* JOB *
Every line of the data that contains the string "values" must be copied.

[Begin]

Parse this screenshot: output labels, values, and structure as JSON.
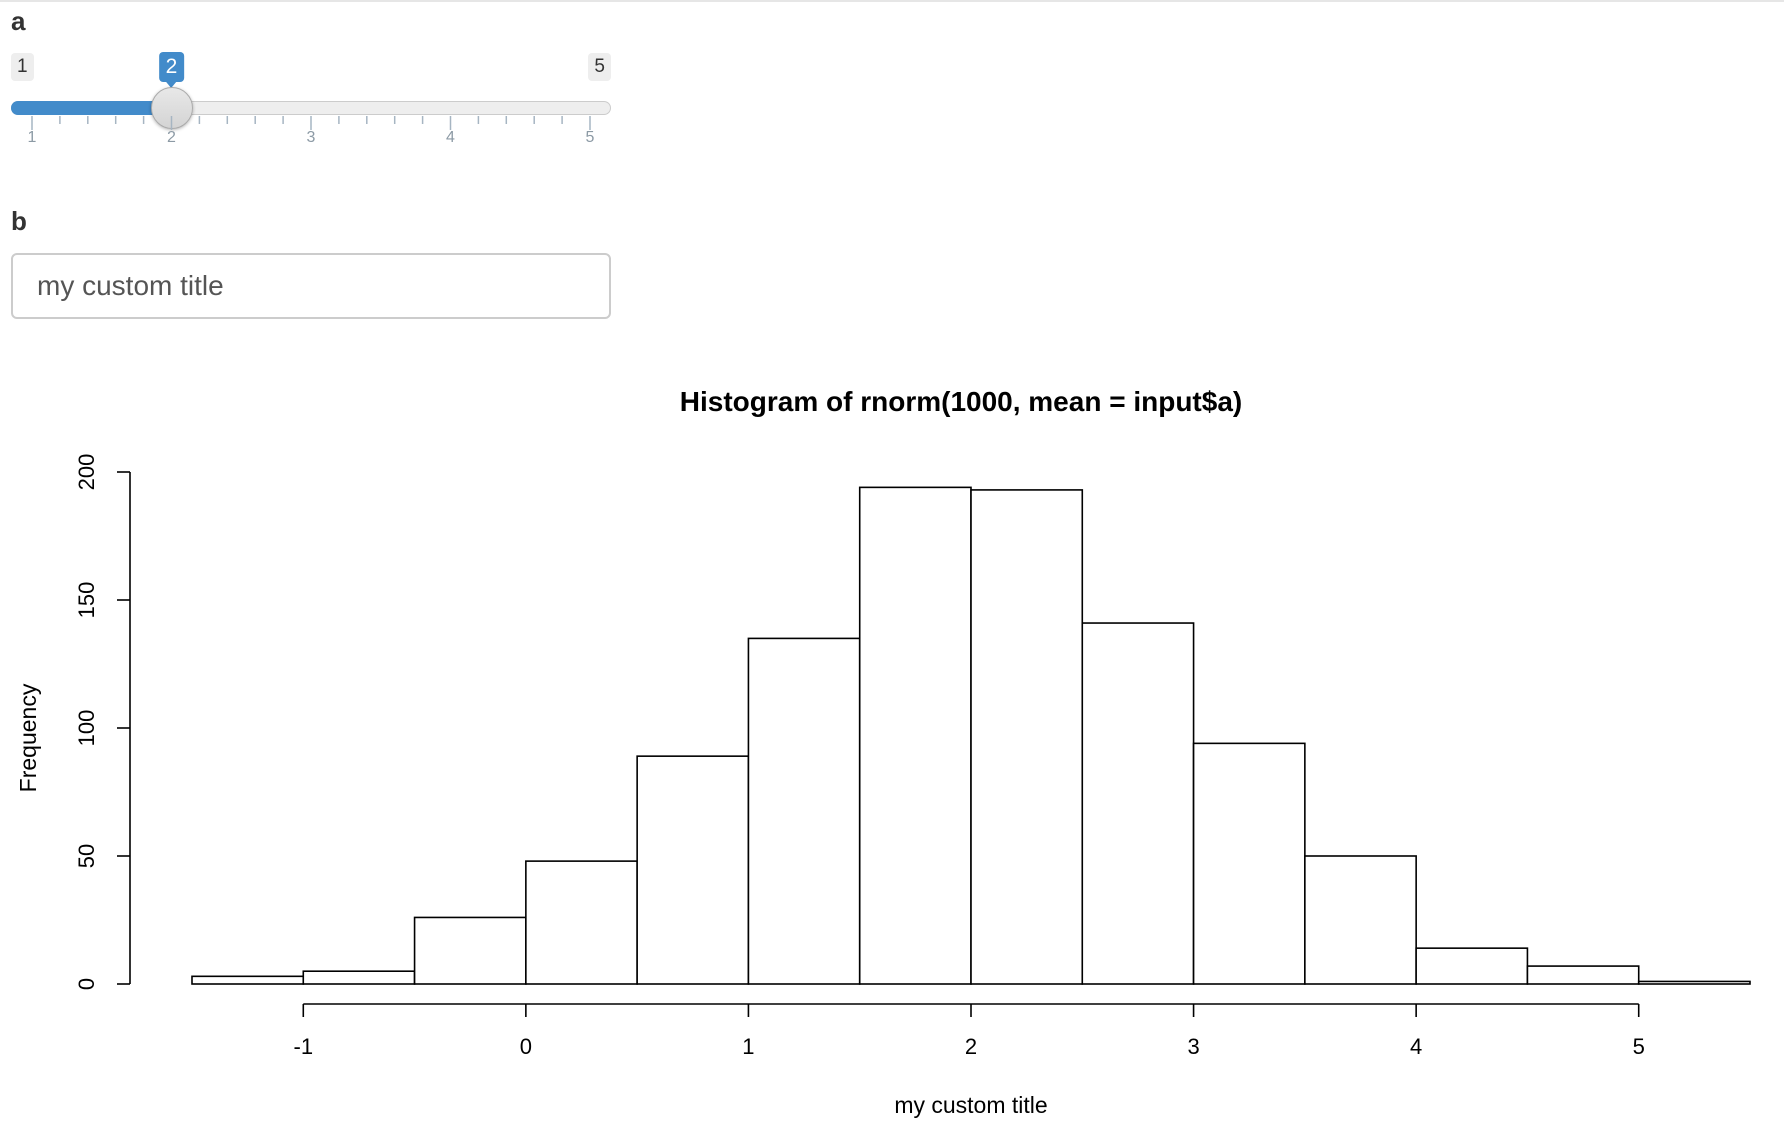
{
  "inputs": {
    "a": {
      "label": "a",
      "min": 1,
      "max": 5,
      "value": 2,
      "min_label": "1",
      "max_label": "5",
      "value_label": "2",
      "ticks": [
        "1",
        "2",
        "3",
        "4",
        "5"
      ]
    },
    "b": {
      "label": "b",
      "value": "my custom title"
    }
  },
  "colors": {
    "accent": "#428bca",
    "track": "#eeeeee",
    "tick_text": "#8c9aa5"
  },
  "chart_data": {
    "type": "bar",
    "title": "Histogram of rnorm(1000, mean = input$a)",
    "xlabel": "my custom title",
    "ylabel": "Frequency",
    "bin_edges": [
      -1.5,
      -1,
      -0.5,
      0,
      0.5,
      1,
      1.5,
      2,
      2.5,
      3,
      3.5,
      4,
      4.5,
      5,
      5.5
    ],
    "values": [
      3,
      5,
      26,
      48,
      89,
      135,
      194,
      193,
      141,
      94,
      50,
      14,
      7,
      1
    ],
    "xlim": [
      -1.5,
      5.5
    ],
    "ylim": [
      0,
      200
    ],
    "x_ticks": [
      -1,
      0,
      1,
      2,
      3,
      4,
      5
    ],
    "x_tick_labels": [
      "-1",
      "0",
      "1",
      "2",
      "3",
      "4",
      "5"
    ],
    "y_ticks": [
      0,
      50,
      100,
      150,
      200
    ],
    "y_tick_labels": [
      "0",
      "50",
      "100",
      "150",
      "200"
    ],
    "grid": false,
    "legend": "none"
  }
}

[End]

* SOLUTION TO THIS EXERCISE *
Parse this screenshot: output labels, values, and structure as JSON.
    "values": [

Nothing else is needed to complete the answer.